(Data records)
** START **

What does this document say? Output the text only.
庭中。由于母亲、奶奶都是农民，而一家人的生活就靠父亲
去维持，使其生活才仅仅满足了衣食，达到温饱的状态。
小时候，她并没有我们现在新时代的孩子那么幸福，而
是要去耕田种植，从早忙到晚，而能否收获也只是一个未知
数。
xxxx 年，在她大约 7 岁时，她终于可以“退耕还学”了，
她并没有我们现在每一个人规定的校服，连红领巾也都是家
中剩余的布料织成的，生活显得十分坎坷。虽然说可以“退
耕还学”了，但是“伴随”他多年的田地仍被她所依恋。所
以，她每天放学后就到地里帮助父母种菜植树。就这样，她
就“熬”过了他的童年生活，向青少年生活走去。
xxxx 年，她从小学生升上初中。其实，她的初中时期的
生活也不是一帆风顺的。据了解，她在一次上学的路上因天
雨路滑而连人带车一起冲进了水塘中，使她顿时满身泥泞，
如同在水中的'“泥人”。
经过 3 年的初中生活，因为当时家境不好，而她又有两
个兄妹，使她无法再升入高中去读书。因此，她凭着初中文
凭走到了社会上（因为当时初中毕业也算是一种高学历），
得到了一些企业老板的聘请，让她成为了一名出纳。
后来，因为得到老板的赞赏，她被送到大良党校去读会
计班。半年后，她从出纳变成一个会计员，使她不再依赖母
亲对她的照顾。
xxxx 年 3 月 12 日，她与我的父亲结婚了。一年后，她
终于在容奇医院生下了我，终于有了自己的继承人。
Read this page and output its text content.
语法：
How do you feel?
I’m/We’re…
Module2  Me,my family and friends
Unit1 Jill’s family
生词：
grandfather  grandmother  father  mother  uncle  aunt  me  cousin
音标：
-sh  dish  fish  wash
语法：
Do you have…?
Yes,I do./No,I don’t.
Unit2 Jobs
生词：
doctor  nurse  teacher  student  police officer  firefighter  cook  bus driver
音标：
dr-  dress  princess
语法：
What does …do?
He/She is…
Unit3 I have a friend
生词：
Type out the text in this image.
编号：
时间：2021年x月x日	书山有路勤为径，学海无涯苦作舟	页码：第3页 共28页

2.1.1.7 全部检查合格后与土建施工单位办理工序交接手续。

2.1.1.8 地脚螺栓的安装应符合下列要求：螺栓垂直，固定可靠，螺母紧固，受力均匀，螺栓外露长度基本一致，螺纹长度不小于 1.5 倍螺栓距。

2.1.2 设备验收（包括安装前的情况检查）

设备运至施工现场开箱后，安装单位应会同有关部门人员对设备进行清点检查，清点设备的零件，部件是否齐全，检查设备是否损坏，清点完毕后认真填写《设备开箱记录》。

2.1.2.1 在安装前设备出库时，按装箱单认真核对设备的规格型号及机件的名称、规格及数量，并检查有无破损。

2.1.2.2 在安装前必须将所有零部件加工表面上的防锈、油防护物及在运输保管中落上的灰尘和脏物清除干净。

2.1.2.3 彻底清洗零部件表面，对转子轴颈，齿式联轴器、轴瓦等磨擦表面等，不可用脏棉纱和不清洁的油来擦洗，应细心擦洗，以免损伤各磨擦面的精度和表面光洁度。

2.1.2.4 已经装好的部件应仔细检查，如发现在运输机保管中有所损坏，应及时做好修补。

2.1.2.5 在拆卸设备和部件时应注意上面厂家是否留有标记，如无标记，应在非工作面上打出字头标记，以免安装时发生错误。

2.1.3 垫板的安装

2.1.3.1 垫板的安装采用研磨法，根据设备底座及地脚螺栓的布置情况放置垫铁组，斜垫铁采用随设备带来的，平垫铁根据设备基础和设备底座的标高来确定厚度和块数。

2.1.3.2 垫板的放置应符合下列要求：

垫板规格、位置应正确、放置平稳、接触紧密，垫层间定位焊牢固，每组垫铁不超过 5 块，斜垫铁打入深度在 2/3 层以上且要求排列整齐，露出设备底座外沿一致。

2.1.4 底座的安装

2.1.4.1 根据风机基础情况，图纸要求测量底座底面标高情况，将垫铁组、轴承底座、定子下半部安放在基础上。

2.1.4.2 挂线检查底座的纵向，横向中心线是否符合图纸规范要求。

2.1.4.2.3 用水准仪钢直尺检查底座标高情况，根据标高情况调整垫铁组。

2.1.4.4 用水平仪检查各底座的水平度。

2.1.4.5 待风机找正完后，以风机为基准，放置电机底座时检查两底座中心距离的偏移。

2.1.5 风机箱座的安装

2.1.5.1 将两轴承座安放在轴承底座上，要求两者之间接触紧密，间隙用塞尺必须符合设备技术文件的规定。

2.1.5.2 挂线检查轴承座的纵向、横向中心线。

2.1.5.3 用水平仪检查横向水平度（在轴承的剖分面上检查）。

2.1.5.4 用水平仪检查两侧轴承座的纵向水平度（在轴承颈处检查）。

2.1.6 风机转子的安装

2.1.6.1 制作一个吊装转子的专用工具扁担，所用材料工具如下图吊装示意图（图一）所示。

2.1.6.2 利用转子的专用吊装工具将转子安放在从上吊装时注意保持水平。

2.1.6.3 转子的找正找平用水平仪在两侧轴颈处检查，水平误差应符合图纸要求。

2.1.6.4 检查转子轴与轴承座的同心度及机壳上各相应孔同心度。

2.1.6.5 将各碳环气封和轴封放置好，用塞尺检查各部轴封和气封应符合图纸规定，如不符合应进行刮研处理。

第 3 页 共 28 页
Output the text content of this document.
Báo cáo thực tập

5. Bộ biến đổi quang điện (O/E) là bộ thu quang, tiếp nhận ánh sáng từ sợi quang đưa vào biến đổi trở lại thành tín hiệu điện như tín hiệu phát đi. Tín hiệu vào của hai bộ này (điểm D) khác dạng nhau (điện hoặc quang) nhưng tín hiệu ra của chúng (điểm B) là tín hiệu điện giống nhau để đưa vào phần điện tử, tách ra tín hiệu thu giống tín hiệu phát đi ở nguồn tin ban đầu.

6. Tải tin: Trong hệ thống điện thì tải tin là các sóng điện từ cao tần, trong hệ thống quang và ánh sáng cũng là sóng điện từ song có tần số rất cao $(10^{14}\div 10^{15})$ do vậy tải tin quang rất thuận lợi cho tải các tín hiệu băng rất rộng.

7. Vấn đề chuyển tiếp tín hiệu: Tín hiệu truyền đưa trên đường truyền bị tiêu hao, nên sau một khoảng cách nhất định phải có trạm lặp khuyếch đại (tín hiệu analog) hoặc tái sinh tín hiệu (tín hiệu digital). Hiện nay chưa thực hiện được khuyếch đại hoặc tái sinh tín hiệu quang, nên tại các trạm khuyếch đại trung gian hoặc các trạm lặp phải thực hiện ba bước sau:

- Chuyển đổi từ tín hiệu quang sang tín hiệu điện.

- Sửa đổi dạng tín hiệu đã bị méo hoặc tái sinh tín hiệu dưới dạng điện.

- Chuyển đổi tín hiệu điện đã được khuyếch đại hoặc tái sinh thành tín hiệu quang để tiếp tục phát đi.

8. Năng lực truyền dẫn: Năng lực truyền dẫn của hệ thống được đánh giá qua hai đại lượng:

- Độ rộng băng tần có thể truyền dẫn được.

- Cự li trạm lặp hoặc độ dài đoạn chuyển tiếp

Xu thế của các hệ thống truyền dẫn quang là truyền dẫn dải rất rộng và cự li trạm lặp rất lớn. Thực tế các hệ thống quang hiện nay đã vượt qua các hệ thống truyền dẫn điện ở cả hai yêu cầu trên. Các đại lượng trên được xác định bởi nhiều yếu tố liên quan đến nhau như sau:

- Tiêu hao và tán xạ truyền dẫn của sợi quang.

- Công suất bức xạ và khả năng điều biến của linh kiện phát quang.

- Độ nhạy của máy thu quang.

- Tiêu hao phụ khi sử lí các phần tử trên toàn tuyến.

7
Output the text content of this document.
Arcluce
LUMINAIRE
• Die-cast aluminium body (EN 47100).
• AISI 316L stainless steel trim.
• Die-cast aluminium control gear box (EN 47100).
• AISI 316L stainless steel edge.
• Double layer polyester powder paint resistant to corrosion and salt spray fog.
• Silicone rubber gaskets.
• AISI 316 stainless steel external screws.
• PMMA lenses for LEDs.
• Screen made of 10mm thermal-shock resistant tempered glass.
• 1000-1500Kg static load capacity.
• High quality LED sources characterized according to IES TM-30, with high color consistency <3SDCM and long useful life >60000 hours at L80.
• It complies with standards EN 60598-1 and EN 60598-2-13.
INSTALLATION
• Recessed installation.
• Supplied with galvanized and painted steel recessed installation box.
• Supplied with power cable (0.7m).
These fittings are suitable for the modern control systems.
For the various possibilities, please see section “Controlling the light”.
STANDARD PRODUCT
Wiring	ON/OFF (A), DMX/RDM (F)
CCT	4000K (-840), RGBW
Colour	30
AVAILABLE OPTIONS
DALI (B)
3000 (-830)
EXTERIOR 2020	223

** END **

__TASK DIRECTIONS__
Across the records above, count the lines holding "thành" and reply with that number alone.

__PROBLEM SOLUTION__
2